REQUIREMENTS → Sift the material for lines containing "this", and return them.

=====

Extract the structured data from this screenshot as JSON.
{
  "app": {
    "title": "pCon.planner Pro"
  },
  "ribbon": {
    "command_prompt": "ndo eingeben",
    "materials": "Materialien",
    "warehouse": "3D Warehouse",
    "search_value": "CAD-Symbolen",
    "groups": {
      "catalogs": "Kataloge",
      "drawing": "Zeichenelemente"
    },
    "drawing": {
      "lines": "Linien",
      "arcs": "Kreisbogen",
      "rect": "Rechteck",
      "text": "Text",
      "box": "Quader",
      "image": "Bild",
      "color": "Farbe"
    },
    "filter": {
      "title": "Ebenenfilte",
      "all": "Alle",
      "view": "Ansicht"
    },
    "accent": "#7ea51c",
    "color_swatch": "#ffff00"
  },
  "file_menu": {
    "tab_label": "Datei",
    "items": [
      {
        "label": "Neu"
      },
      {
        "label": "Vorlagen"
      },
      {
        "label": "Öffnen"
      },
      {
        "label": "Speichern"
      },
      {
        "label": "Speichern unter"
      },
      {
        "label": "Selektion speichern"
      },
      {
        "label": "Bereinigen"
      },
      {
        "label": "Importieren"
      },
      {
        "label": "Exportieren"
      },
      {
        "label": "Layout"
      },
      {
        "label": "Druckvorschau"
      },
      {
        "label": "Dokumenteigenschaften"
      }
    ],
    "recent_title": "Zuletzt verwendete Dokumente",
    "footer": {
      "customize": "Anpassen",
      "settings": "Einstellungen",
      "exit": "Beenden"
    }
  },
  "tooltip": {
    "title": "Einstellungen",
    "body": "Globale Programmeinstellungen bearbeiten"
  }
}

=====

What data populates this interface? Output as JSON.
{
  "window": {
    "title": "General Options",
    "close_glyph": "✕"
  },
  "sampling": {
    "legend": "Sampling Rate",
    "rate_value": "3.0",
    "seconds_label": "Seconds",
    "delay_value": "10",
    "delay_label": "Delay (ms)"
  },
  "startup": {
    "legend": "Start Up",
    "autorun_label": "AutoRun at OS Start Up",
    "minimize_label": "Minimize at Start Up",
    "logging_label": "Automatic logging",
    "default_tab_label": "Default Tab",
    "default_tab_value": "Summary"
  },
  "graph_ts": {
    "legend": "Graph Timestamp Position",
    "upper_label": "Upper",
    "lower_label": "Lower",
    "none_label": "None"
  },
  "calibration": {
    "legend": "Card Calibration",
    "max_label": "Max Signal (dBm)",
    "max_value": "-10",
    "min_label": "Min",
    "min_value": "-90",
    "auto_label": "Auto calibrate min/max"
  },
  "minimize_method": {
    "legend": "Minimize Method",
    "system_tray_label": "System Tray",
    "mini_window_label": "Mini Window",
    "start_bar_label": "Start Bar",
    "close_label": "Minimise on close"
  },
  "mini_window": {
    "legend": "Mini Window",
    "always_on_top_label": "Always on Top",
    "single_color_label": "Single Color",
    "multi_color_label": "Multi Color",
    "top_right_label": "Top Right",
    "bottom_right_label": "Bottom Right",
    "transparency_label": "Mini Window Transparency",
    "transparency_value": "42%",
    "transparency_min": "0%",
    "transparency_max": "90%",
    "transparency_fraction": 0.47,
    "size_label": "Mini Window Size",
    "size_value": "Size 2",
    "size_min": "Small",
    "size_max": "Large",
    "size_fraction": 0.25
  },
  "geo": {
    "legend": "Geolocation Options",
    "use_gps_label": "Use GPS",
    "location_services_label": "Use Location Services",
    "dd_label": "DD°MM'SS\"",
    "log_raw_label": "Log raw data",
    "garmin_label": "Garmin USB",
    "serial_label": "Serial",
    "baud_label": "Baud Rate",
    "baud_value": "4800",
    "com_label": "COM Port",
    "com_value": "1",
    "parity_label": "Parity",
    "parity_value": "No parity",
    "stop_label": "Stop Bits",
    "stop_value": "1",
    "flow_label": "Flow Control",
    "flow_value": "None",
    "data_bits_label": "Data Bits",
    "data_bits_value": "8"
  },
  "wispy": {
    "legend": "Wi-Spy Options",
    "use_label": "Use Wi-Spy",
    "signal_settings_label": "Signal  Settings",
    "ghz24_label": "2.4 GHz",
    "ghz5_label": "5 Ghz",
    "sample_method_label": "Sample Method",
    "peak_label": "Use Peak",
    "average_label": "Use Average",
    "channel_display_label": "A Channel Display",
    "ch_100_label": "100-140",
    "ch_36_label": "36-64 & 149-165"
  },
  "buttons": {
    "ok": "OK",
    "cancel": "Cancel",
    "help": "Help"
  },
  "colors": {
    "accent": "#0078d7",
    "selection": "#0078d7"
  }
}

=====

COMPLETED TASK →
Extract the structured data from this screenshot as JSON.
What data populates this interface? Output as JSON.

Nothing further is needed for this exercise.